# [Raw records]

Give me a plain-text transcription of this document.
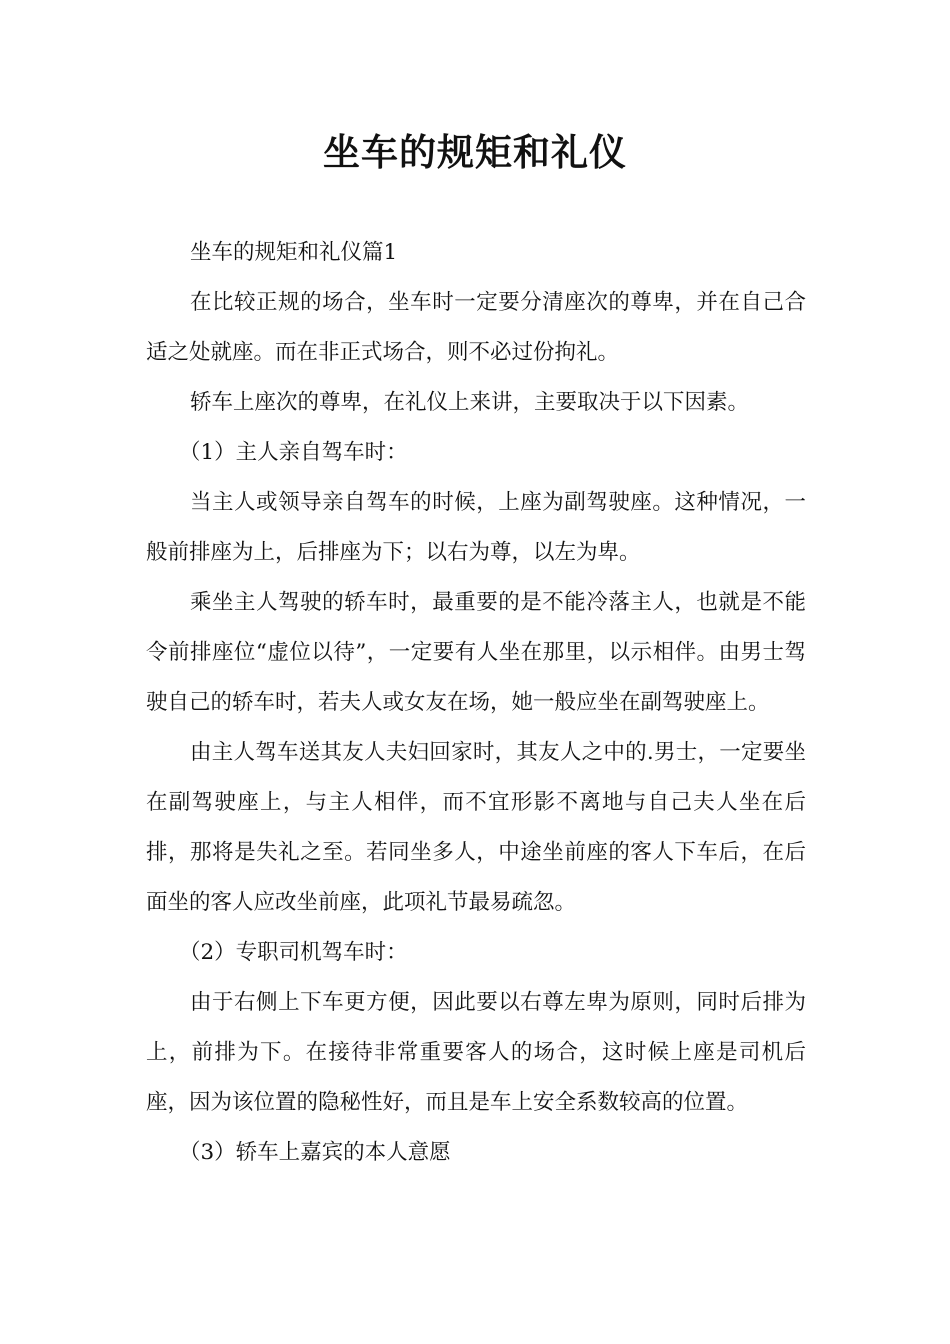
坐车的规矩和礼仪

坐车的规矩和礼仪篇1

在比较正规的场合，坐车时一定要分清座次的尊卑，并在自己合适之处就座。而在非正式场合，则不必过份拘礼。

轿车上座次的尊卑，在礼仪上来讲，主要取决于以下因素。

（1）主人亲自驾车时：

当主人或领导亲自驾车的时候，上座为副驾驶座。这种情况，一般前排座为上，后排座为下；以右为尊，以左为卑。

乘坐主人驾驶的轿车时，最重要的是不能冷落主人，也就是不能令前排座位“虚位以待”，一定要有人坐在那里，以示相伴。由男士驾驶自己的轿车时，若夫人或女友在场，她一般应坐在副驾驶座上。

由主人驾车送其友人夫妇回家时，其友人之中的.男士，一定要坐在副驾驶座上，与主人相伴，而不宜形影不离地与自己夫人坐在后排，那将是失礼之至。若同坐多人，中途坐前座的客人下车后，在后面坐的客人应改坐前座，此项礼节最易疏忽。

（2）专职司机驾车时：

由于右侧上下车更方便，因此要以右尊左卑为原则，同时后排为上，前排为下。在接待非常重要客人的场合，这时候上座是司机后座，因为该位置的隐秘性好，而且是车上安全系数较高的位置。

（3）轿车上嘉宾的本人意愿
...
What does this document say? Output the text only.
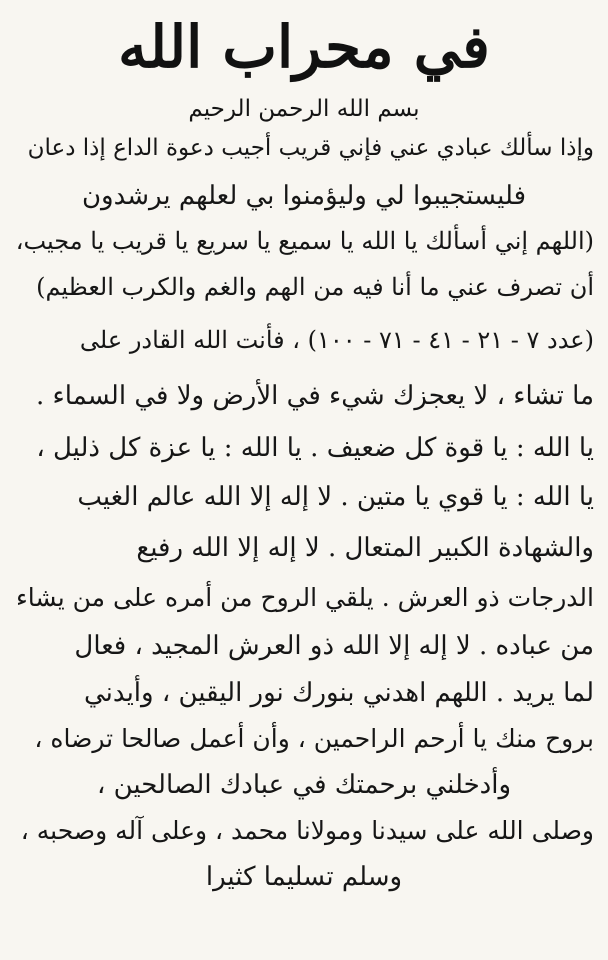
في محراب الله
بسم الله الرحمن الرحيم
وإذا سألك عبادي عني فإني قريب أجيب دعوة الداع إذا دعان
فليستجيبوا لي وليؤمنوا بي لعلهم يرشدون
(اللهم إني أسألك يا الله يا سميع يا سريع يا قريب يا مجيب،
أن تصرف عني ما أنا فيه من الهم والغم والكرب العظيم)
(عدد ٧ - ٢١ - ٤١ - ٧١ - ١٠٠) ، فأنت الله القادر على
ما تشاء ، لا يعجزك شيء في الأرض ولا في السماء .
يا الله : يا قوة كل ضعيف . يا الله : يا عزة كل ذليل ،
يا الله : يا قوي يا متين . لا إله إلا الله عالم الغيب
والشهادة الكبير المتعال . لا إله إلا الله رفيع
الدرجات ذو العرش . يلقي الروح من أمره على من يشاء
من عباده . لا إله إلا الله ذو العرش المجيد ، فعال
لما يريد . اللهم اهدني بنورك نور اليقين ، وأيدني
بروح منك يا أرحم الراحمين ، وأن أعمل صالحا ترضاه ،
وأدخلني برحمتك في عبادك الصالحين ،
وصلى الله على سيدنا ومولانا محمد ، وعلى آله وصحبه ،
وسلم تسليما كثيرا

# [Task goal]
Look through the entries above; copy each line where the string "this" appears.

# [Right answer]
Give me a plain-text transcription of this document.
What does this document say? Output the text only.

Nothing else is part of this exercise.